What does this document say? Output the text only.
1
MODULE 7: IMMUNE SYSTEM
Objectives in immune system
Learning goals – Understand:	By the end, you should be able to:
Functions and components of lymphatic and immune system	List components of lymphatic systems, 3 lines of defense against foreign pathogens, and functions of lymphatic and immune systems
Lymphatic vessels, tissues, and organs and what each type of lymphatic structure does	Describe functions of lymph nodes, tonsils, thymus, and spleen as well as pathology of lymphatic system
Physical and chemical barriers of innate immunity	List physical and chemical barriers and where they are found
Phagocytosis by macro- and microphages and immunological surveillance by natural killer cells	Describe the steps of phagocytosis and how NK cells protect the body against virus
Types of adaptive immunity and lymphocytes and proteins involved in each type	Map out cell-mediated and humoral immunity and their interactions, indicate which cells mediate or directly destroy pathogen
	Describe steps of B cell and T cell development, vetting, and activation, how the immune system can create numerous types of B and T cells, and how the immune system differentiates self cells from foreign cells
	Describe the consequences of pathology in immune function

-=-=-=-=-

→ **What to do**
Could you copy out every record above exactly as it appears?

→ **Answer area**
What does this document say? Output the text only.
1
MODULE 7: IMMUNE SYSTEM
Objectives in immune system
Learning goals – Understand:	By the end, you should be able to:
Functions and components of lymphatic and immune system	List components of lymphatic systems, 3 lines of defense against foreign pathogens, and functions of lymphatic and immune systems
Lymphatic vessels, tissues, and organs and what each type of lymphatic structure does	Describe functions of lymph nodes, tonsils, thymus, and spleen as well as pathology of lymphatic system
Physical and chemical barriers of innate immunity	List physical and chemical barriers and where they are found
Phagocytosis by macro- and microphages and immunological surveillance by natural killer cells	Describe the steps of phagocytosis and how NK cells protect the body against virus
Types of adaptive immunity and lymphocytes and proteins involved in each type	Map out cell-mediated and humoral immunity and their interactions, indicate which cells mediate or directly destroy pathogen
	Describe steps of B cell and T cell development, vetting, and activation, how the immune system can create numerous types of B and T cells, and how the immune system differentiates self cells from foreign cells
	Describe the consequences of pathology in immune function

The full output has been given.